━━ TASK MATERIAL ━━

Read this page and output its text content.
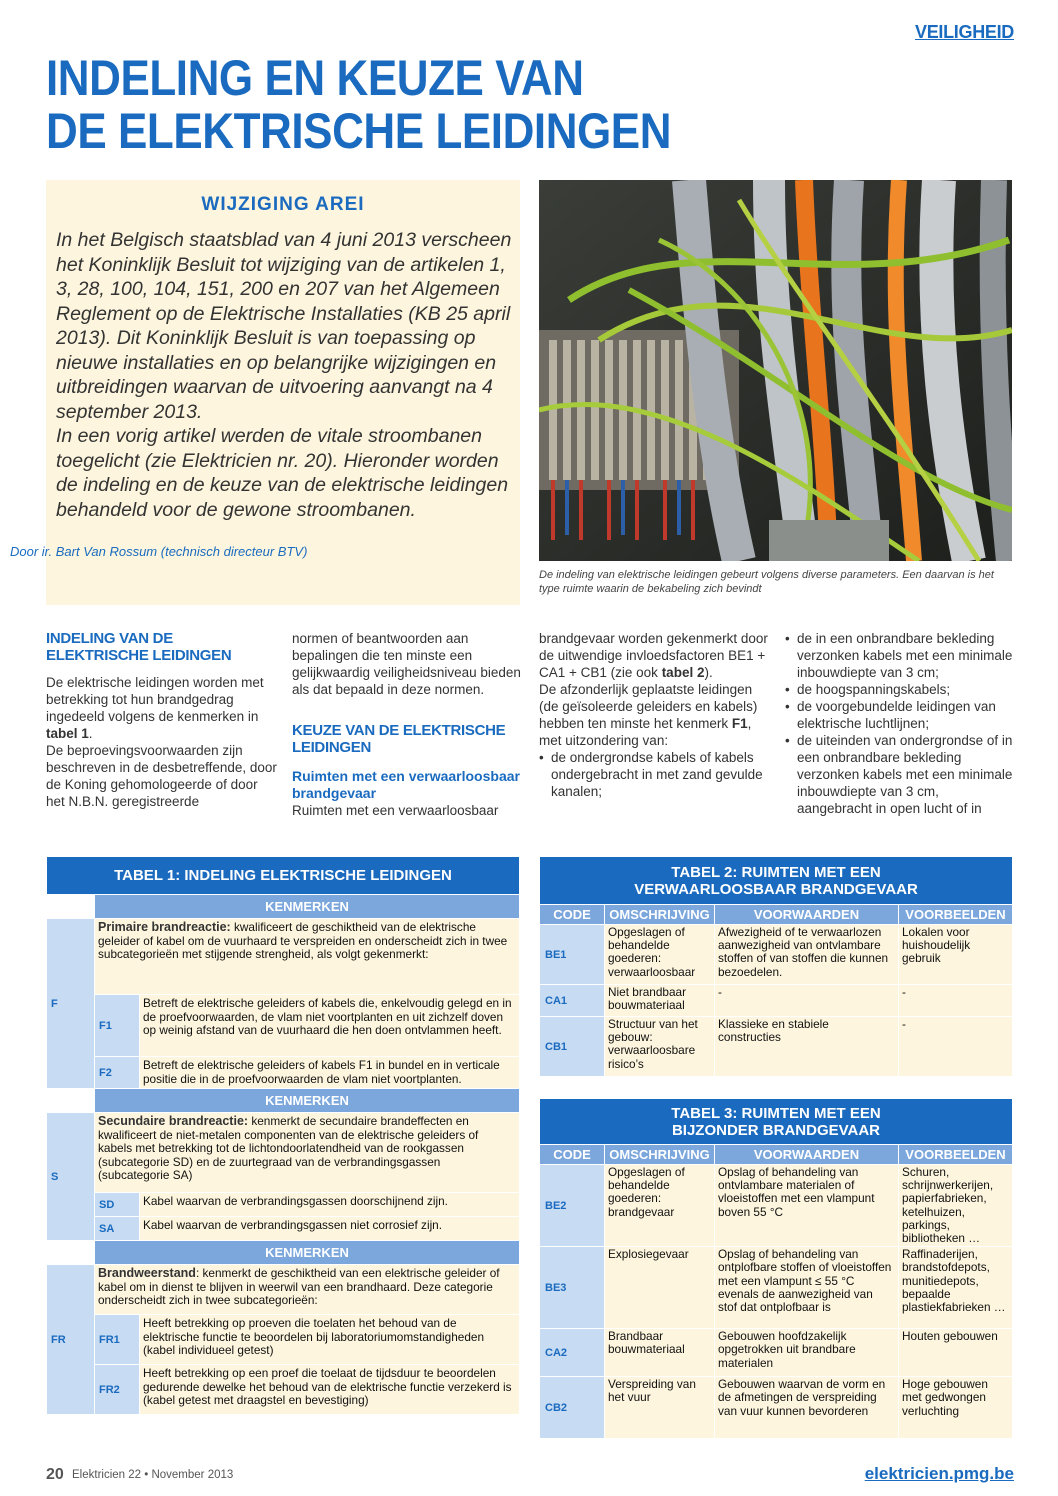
VEILIGHEID
INDELING EN KEUZE VAN
DE ELEKTRISCHE LEIDINGEN
WIJZIGING AREI

In het Belgisch staatsblad van 4 juni 2013 verscheen het Koninklijk Besluit tot wijziging van de artikelen 1, 3, 28, 100, 104, 151, 200 en 207 van het Algemeen Reglement op de Elektrische Installaties (KB 25 april 2013). Dit Koninklijk Besluit is van toepassing op nieuwe installaties en op belangrijke wijzigingen en uitbreidingen waarvan de uitvoering aanvangt na 4 september 2013.

In een vorig artikel werden de vitale stroombanen toegelicht (zie Elektricien nr. 20). Hieronder worden de indeling en de keuze van de elektrische leidingen behandeld voor de gewone stroombanen.

Door ir. Bart Van Rossum (technisch directeur BTV)
De indeling van elektrische leidingen gebeurt volgens diverse parameters. Een daarvan is het type ruimte waarin de bekabeling zich bevindt
INDELING VAN DE ELEKTRISCHE LEIDINGEN

De elektrische leidingen worden met betrekking tot hun brandgedrag ingedeeld volgens de kenmerken in tabel 1.

De beproevingsvoorwaarden zijn beschreven in de desbetreffende, door de Koning gehomologeerde of door het N.B.N. geregistreerde

normen of beantwoorden aan bepalingen die ten minste een gelijkwaardig veiligheidsniveau bieden als dat bepaald in deze normen.

KEUZE VAN DE ELEKTRISCHE LEIDINGEN
Ruimten met een verwaarloosbaar brandgevaar

Ruimten met een verwaarloosbaar

brandgevaar worden gekenmerkt door de uitwendige invloedsfactoren BE1 + CA1 + CB1 (zie ook tabel 2).

De afzonderlijk geplaatste leidingen (de geïsoleerde geleiders en kabels) hebben ten minste het kenmerk F1, met uitzondering van:

• de ondergrondse kabels of kabels ondergebracht in met zand gevulde kanalen;
• de in een onbrandbare bekleding verzonken kabels met een minimale inbouwdiepte van 3 cm;
• de hoogspanningskabels;
• de voorgebundelde leidingen van elektrische luchtlijnen;
• de uiteinden van ondergrondse of in een onbrandbare bekleding verzonken kabels met een minimale inbouwdiepte van 3 cm, aangebracht in open lucht of in
TABEL 1: INDELING ELEKTRISCHE LEIDINGEN		
	KENMERKEN	
F	Primaire brandreactie: kwalificeert de geschiktheid van de elektrische geleider of kabel om de vuurhaard te verspreiden en onderscheidt zich in twee subcategorieën met stijgende strengheid, als volgt gekenmerkt:	
	F1	Betreft de elektrische geleiders of kabels die, enkelvoudig gelegd en in de proefvoorwaarden, de vlam niet voortplanten en uit zichzelf doven op weinig afstand van de vuurhaard die hen doen ontvlammen heeft.
	F2	Betreft de elektrische geleiders of kabels F1 in bundel en in verticale positie die in de proefvoorwaarden de vlam niet voortplanten.
	KENMERKEN	
S	Secundaire brandreactie: kenmerkt de secundaire brandeffecten en kwalificeert de niet-metalen componenten van de elektrische geleiders of kabels met betrekking tot de lichtondoorlatendheid van de rookgassen (subcategorie SD) en de zuurtegraad van de verbrandingsgassen (subcategorie SA)	
	SD	Kabel waarvan de verbrandingsgassen doorschijnend zijn.
	SA	Kabel waarvan de verbrandingsgassen niet corrosief zijn.
	KENMERKEN	
FR	Brandweerstand: kenmerkt de geschiktheid van een elektrische geleider of kabel om in dienst te blijven in weerwil van een brandhaard. Deze categorie onderscheidt zich in twee subcategorieën:	
	FR1	Heeft betrekking op proeven die toelaten het behoud van de elektrische functie te beoordelen bij laboratoriumomstandigheden (kabel individueel getest)
	FR2	Heeft betrekking op een proef die toelaat de tijdsduur te beoordelen gedurende dewelke het behoud van de elektrische functie verzekerd is (kabel getest met draagstel en bevestiging)
TABEL 2: RUIMTEN MET EEN
VERWAARLOOSBAAR BRANDGEVAAR			
CODE	OMSCHRIJVING	VOORWAARDEN	VOORBEELDEN
BE1	Opgeslagen of behandelde goederen: verwaarloosbaar	Afwezigheid of te verwaarlozen aanwezigheid van ontvlambare stoffen of van stoffen die kunnen bezoedelen.	Lokalen voor huishoudelijk gebruik
CA1	Niet brandbaar bouwmateriaal	-	-
CB1	Structuur van het gebouw: verwaarloosbare risico’s	Klassieke en stabiele constructies	-
TABEL 3: RUIMTEN MET EEN
BIJZONDER BRANDGEVAAR			
CODE	OMSCHRIJVING	VOORWAARDEN	VOORBEELDEN
BE2	Opgeslagen of behandelde goederen: brandgevaar	Opslag of behandeling van ontvlambare materialen of vloeistoffen met een vlampunt boven 55 °C	Schuren, schrijnwerkerijen, papierfabrieken, ketelhuizen, parkings, bibliotheken …
BE3	Explosiegevaar	Opslag of behandeling van ontplofbare stoffen of vloeistoffen met een vlampunt ≤ 55 °C evenals de aanwezigheid van stof dat ontplofbaar is	Raffinaderijen, brandstofdepots, munitiedepots, bepaalde plastiekfabrieken …
CA2	Brandbaar bouwmateriaal	Gebouwen hoofdzakelijk opgetrokken uit brandbare materialen	Houten gebouwen
CB2	Verspreiding van het vuur	Gebouwen waarvan de vorm en de afmetingen de verspreiding van vuur kunnen bevorderen	Hoge gebouwen met gedwongen verluchting
20 Elektricien 22 • November 2013	elektricien.pmg.be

━━━

SHORT TASK
Leave the pictures out and reproduce each record exactly as written.

RESULT OF THIS EXERCISE
Read this page and output its text content.
VEILIGHEID
INDELING EN KEUZE VAN
DE ELEKTRISCHE LEIDINGEN
WIJZIGING AREI

In het Belgisch staatsblad van 4 juni 2013 verscheen het Koninklijk Besluit tot wijziging van de artikelen 1, 3, 28, 100, 104, 151, 200 en 207 van het Algemeen Reglement op de Elektrische Installaties (KB 25 april 2013). Dit Koninklijk Besluit is van toepassing op nieuwe installaties en op belangrijke wijzigingen en uitbreidingen waarvan de uitvoering aanvangt na 4 september 2013.

In een vorig artikel werden de vitale stroombanen toegelicht (zie Elektricien nr. 20). Hieronder worden de indeling en de keuze van de elektrische leidingen behandeld voor de gewone stroombanen.

Door ir. Bart Van Rossum (technisch directeur BTV)
De indeling van elektrische leidingen gebeurt volgens diverse parameters. Een daarvan is het type ruimte waarin de bekabeling zich bevindt
INDELING VAN DE ELEKTRISCHE LEIDINGEN

De elektrische leidingen worden met betrekking tot hun brandgedrag ingedeeld volgens de kenmerken in tabel 1.

De beproevingsvoorwaarden zijn beschreven in de desbetreffende, door de Koning gehomologeerde of door het N.B.N. geregistreerde

normen of beantwoorden aan bepalingen die ten minste een gelijkwaardig veiligheidsniveau bieden als dat bepaald in deze normen.

KEUZE VAN DE ELEKTRISCHE LEIDINGEN
Ruimten met een verwaarloosbaar brandgevaar

Ruimten met een verwaarloosbaar

brandgevaar worden gekenmerkt door de uitwendige invloedsfactoren BE1 + CA1 + CB1 (zie ook tabel 2).

De afzonderlijk geplaatste leidingen (de geïsoleerde geleiders en kabels) hebben ten minste het kenmerk F1, met uitzondering van:

• de ondergrondse kabels of kabels ondergebracht in met zand gevulde kanalen;
• de in een onbrandbare bekleding verzonken kabels met een minimale inbouwdiepte van 3 cm;
• de hoogspanningskabels;
• de voorgebundelde leidingen van elektrische luchtlijnen;
• de uiteinden van ondergrondse of in een onbrandbare bekleding verzonken kabels met een minimale inbouwdiepte van 3 cm, aangebracht in open lucht of in
TABEL 1: INDELING ELEKTRISCHE LEIDINGEN		
	KENMERKEN	
F	Primaire brandreactie: kwalificeert de geschiktheid van de elektrische geleider of kabel om de vuurhaard te verspreiden en onderscheidt zich in twee subcategorieën met stijgende strengheid, als volgt gekenmerkt:	
	F1	Betreft de elektrische geleiders of kabels die, enkelvoudig gelegd en in de proefvoorwaarden, de vlam niet voortplanten en uit zichzelf doven op weinig afstand van de vuurhaard die hen doen ontvlammen heeft.
	F2	Betreft de elektrische geleiders of kabels F1 in bundel en in verticale positie die in de proefvoorwaarden de vlam niet voortplanten.
	KENMERKEN	
S	Secundaire brandreactie: kenmerkt de secundaire brandeffecten en kwalificeert de niet-metalen componenten van de elektrische geleiders of kabels met betrekking tot de lichtondoorlatendheid van de rookgassen (subcategorie SD) en de zuurtegraad van de verbrandingsgassen (subcategorie SA)	
	SD	Kabel waarvan de verbrandingsgassen doorschijnend zijn.
	SA	Kabel waarvan de verbrandingsgassen niet corrosief zijn.
	KENMERKEN	
FR	Brandweerstand: kenmerkt de geschiktheid van een elektrische geleider of kabel om in dienst te blijven in weerwil van een brandhaard. Deze categorie onderscheidt zich in twee subcategorieën:	
	FR1	Heeft betrekking op proeven die toelaten het behoud van de elektrische functie te beoordelen bij laboratoriumomstandigheden (kabel individueel getest)
	FR2	Heeft betrekking op een proef die toelaat de tijdsduur te beoordelen gedurende dewelke het behoud van de elektrische functie verzekerd is (kabel getest met draagstel en bevestiging)
TABEL 2: RUIMTEN MET EEN
VERWAARLOOSBAAR BRANDGEVAAR			
CODE	OMSCHRIJVING	VOORWAARDEN	VOORBEELDEN
BE1	Opgeslagen of behandelde goederen: verwaarloosbaar	Afwezigheid of te verwaarlozen aanwezigheid van ontvlambare stoffen of van stoffen die kunnen bezoedelen.	Lokalen voor huishoudelijk gebruik
CA1	Niet brandbaar bouwmateriaal	-	-
CB1	Structuur van het gebouw: verwaarloosbare risico’s	Klassieke en stabiele constructies	-
TABEL 3: RUIMTEN MET EEN
BIJZONDER BRANDGEVAAR			
CODE	OMSCHRIJVING	VOORWAARDEN	VOORBEELDEN
BE2	Opgeslagen of behandelde goederen: brandgevaar	Opslag of behandeling van ontvlambare materialen of vloeistoffen met een vlampunt boven 55 °C	Schuren, schrijnwerkerijen, papierfabrieken, ketelhuizen, parkings, bibliotheken …
BE3	Explosiegevaar	Opslag of behandeling van ontplofbare stoffen of vloeistoffen met een vlampunt ≤ 55 °C evenals de aanwezigheid van stof dat ontplofbaar is	Raffinaderijen, brandstofdepots, munitiedepots, bepaalde plastiekfabrieken …
CA2	Brandbaar bouwmateriaal	Gebouwen hoofdzakelijk opgetrokken uit brandbare materialen	Houten gebouwen
CB2	Verspreiding van het vuur	Gebouwen waarvan de vorm en de afmetingen de verspreiding van vuur kunnen bevorderen	Hoge gebouwen met gedwongen verluchting
20 Elektricien 22 • November 2013	elektricien.pmg.be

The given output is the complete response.